WORK TO COMPLETE: The data below should be printed in full, exactly, and without any of its images.

MATERIAL PROVIDED:
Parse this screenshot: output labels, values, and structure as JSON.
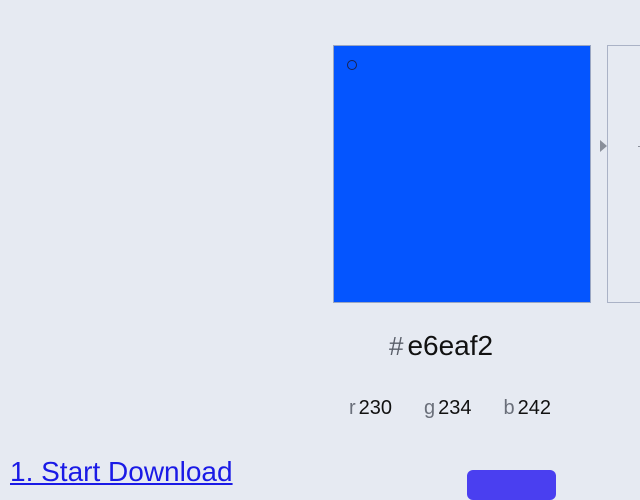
{
  "picker": {
    "panel_color": "#0455ff",
    "hex_hash": "#",
    "hex_value": "e6eaf2",
    "channels": [
      {
        "label": "r",
        "value": "230"
      },
      {
        "label": "g",
        "value": "234"
      },
      {
        "label": "b",
        "value": "242"
      }
    ]
  },
  "page": {
    "background": "#e6eaf2",
    "link_text": "1. Start Download",
    "button_color": "#4a3ff0",
    "button_label": ""
  },
  "icons": {
    "hue_arrow": "triangle-right-icon",
    "sv_cursor": "circle-cursor-icon"
  }
}
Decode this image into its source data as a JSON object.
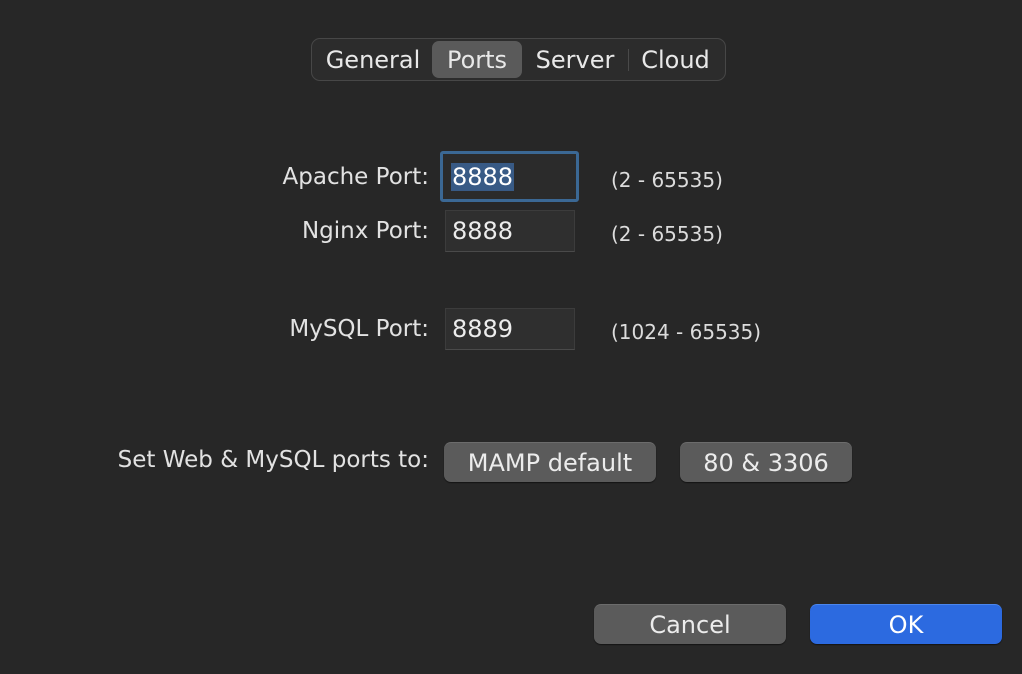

EXERCISE SOLUTION:
Parse this screenshot: output labels, values, and structure as JSON.
{
  "picker": {
    "panel_color": "#0455ff",
    "hex_hash": "#",
    "hex_value": "e6eaf2",
    "channels": [
      {
        "label": "r",
        "value": "230"
      },
      {
        "label": "g",
        "value": "234"
      },
      {
        "label": "b",
        "value": "242"
      }
    ]
  },
  "page": {
    "background": "#e6eaf2",
    "link_text": "1. Start Download",
    "button_color": "#4a3ff0",
    "button_label": ""
  },
  "icons": {
    "hue_arrow": "triangle-right-icon",
    "sv_cursor": "circle-cursor-icon"
  }
}
Decode this image into its source data as a JSON object.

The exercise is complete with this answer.